(Data excerpts)
┄┄┄┄┄┄┄┄┄┄┄┄┄┄┄┄┄┄┄┄

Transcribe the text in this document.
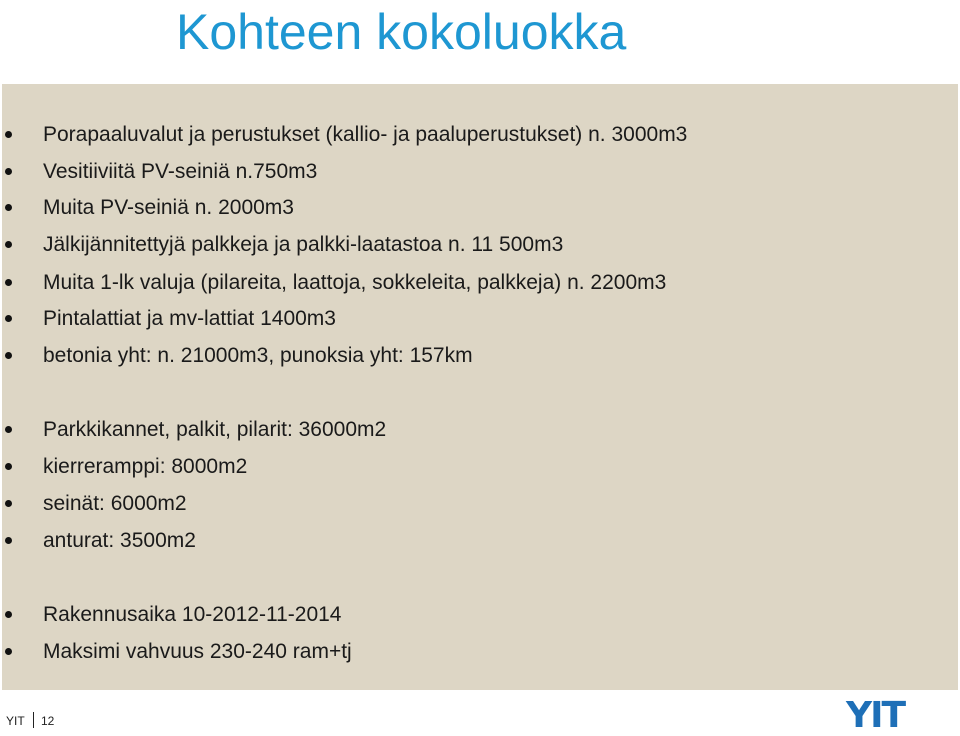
Kohteen kokoluokka
Porapaaluvalut ja perustukset (kallio- ja paaluperustukset) n. 3000m3
Vesitiiviitä PV-seiniä n.750m3
Muita PV-seiniä n. 2000m3
Jälkijännitettyjä palkkeja ja palkki-laatastoa n. 11 500m3
Muita 1-lk valuja (pilareita, laattoja, sokkeleita, palkkeja) n. 2200m3
Pintalattiat ja mv-lattiat 1400m3
betonia yht: n. 21000m3, punoksia yht: 157km
Parkkikannet, palkit, pilarit: 36000m2
kierreramppi: 8000m2
seinät: 6000m2
anturat: 3500m2
Rakennusaika 10-2012-11-2014
Maksimi vahvuus 230-240 ram+tj
YIT 12	YIT
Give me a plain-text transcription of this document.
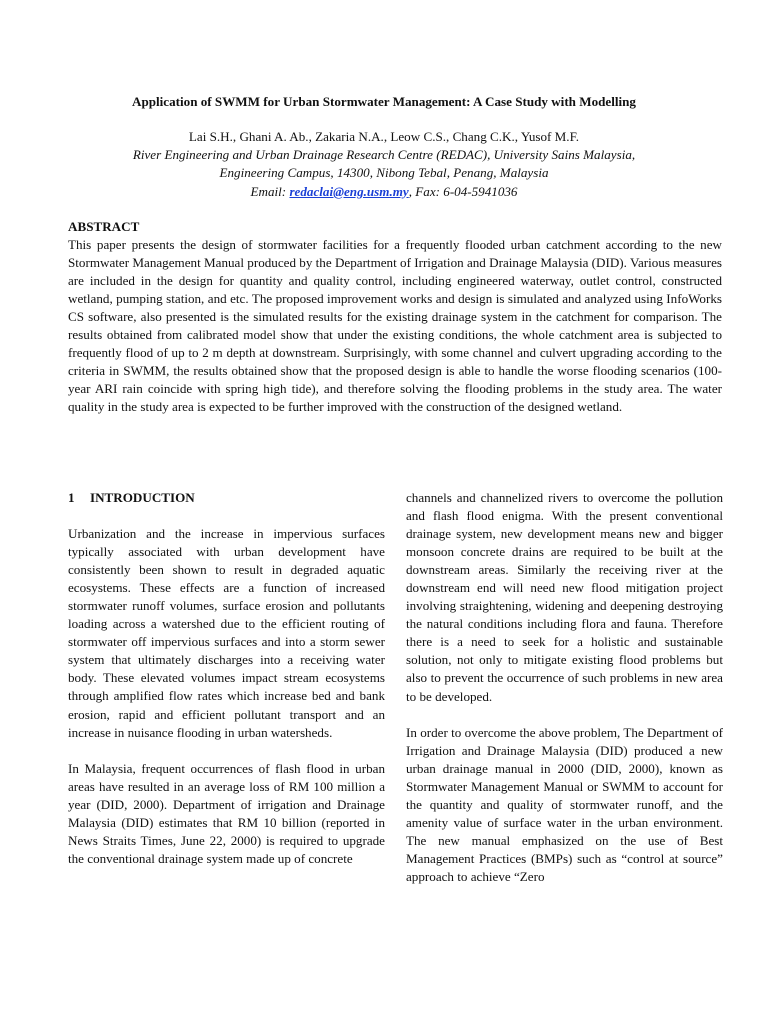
Application of SWMM for Urban Stormwater Management: A Case Study with Modelling
Lai S.H., Ghani A. Ab., Zakaria N.A., Leow C.S., Chang C.K., Yusof M.F.
River Engineering and Urban Drainage Research Centre (REDAC), University Sains Malaysia,
Engineering Campus, 14300, Nibong Tebal, Penang, Malaysia
Email: redaclai@eng.usm.my, Fax: 6-04-5941036
ABSTRACT
This paper presents the design of stormwater facilities for a frequently flooded urban catchment according to the new Stormwater Management Manual produced by the Department of Irrigation and Drainage Malaysia (DID). Various measures are included in the design for quantity and quality control, including engineered waterway, outlet control, constructed wetland, pumping station, and etc. The proposed improvement works and design is simulated and analyzed using InfoWorks CS software, also presented is the simulated results for the existing drainage system in the catchment for comparison. The results obtained from calibrated model show that under the existing conditions, the whole catchment area is subjected to frequently flood of up to 2 m depth at downstream. Surprisingly, with some channel and culvert upgrading according to the criteria in SWMM, the results obtained show that the proposed design is able to handle the worse flooding scenarios (100-year ARI rain coincide with spring high tide), and therefore solving the flooding problems in the study area. The water quality in the study area is expected to be further improved with the construction of the designed wetland.
1 INTRODUCTION

Urbanization and the increase in impervious surfaces typically associated with urban development have consistently been shown to result in degraded aquatic ecosystems. These effects are a function of increased stormwater runoff volumes, surface erosion and pollutants loading across a watershed due to the efficient routing of stormwater off impervious surfaces and into a storm sewer system that ultimately discharges into a receiving water body. These elevated volumes impact stream ecosystems through amplified flow rates which increase bed and bank erosion, rapid and efficient pollutant transport and an increase in nuisance flooding in urban watersheds.

In Malaysia, frequent occurrences of flash flood in urban areas have resulted in an average loss of RM 100 million a year (DID, 2000). Department of irrigation and Drainage Malaysia (DID) estimates that RM 10 billion (reported in News Straits Times, June 22, 2000) is required to upgrade the conventional drainage system made up of concrete

channels and channelized rivers to overcome the pollution and flash flood enigma. With the present conventional drainage system, new development means new and bigger monsoon concrete drains are required to be built at the downstream areas. Similarly the receiving river at the downstream end will need new flood mitigation project involving straightening, widening and deepening destroying the natural conditions including flora and fauna. Therefore there is a need to seek for a holistic and sustainable solution, not only to mitigate existing flood problems but also to prevent the occurrence of such problems in new area to be developed.

In order to overcome the above problem, The Department of Irrigation and Drainage Malaysia (DID) produced a new urban drainage manual in 2000 (DID, 2000), known as Stormwater Management Manual or SWMM to account for the quantity and quality of stormwater runoff, and the amenity value of surface water in the urban environment. The new manual emphasized on the use of Best Management Practices (BMPs) such as “control at source” approach to achieve “Zero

┄┄┄┄┄┄┄┄┄┄┄┄┄┄┄┄┄┄┄┄

## [Stated goal]
Using the records above, gather all lines where the string "seiniä" is present.

## [Answer for this exercise]
Vesitiiviitä PV-seiniä n.750m3
Muita PV-seiniä n. 2000m3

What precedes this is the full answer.